AVAILABLE RECORDS |
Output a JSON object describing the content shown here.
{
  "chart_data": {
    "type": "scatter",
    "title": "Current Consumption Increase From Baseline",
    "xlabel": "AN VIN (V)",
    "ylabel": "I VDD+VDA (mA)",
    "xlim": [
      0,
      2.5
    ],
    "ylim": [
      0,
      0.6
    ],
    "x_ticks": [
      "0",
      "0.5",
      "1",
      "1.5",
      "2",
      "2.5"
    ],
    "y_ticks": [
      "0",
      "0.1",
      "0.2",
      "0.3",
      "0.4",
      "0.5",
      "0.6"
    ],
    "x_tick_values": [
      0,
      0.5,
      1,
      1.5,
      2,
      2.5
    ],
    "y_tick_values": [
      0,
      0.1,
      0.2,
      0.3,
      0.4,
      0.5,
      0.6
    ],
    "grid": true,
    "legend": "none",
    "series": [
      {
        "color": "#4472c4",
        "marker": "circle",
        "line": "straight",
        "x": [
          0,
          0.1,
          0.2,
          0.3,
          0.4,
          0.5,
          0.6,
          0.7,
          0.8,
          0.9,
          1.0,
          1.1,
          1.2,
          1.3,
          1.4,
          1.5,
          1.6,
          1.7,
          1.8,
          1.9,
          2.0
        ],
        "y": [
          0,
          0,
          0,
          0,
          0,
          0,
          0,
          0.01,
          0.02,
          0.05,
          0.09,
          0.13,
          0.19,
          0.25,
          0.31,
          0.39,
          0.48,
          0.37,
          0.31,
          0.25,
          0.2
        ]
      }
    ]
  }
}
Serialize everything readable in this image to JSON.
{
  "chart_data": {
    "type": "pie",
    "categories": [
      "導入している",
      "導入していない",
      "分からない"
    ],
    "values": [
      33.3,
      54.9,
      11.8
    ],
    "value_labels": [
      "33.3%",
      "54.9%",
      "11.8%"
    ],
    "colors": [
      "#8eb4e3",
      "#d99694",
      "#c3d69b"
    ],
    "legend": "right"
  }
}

BRIEF | Output the listing above exactly as it appears.

FINISHED ANSWER |
Output a JSON object describing the content shown here.
{
  "chart_data": {
    "type": "scatter",
    "title": "Current Consumption Increase From Baseline",
    "xlabel": "AN VIN (V)",
    "ylabel": "I VDD+VDA (mA)",
    "xlim": [
      0,
      2.5
    ],
    "ylim": [
      0,
      0.6
    ],
    "x_ticks": [
      "0",
      "0.5",
      "1",
      "1.5",
      "2",
      "2.5"
    ],
    "y_ticks": [
      "0",
      "0.1",
      "0.2",
      "0.3",
      "0.4",
      "0.5",
      "0.6"
    ],
    "x_tick_values": [
      0,
      0.5,
      1,
      1.5,
      2,
      2.5
    ],
    "y_tick_values": [
      0,
      0.1,
      0.2,
      0.3,
      0.4,
      0.5,
      0.6
    ],
    "grid": true,
    "legend": "none",
    "series": [
      {
        "color": "#4472c4",
        "marker": "circle",
        "line": "straight",
        "x": [
          0,
          0.1,
          0.2,
          0.3,
          0.4,
          0.5,
          0.6,
          0.7,
          0.8,
          0.9,
          1.0,
          1.1,
          1.2,
          1.3,
          1.4,
          1.5,
          1.6,
          1.7,
          1.8,
          1.9,
          2.0
        ],
        "y": [
          0,
          0,
          0,
          0,
          0,
          0,
          0,
          0.01,
          0.02,
          0.05,
          0.09,
          0.13,
          0.19,
          0.25,
          0.31,
          0.39,
          0.48,
          0.37,
          0.31,
          0.25,
          0.2
        ]
      }
    ]
  }
}
Serialize everything readable in this image to JSON.
{
  "chart_data": {
    "type": "pie",
    "categories": [
      "導入している",
      "導入していない",
      "分からない"
    ],
    "values": [
      33.3,
      54.9,
      11.8
    ],
    "value_labels": [
      "33.3%",
      "54.9%",
      "11.8%"
    ],
    "colors": [
      "#8eb4e3",
      "#d99694",
      "#c3d69b"
    ],
    "legend": "right"
  }
}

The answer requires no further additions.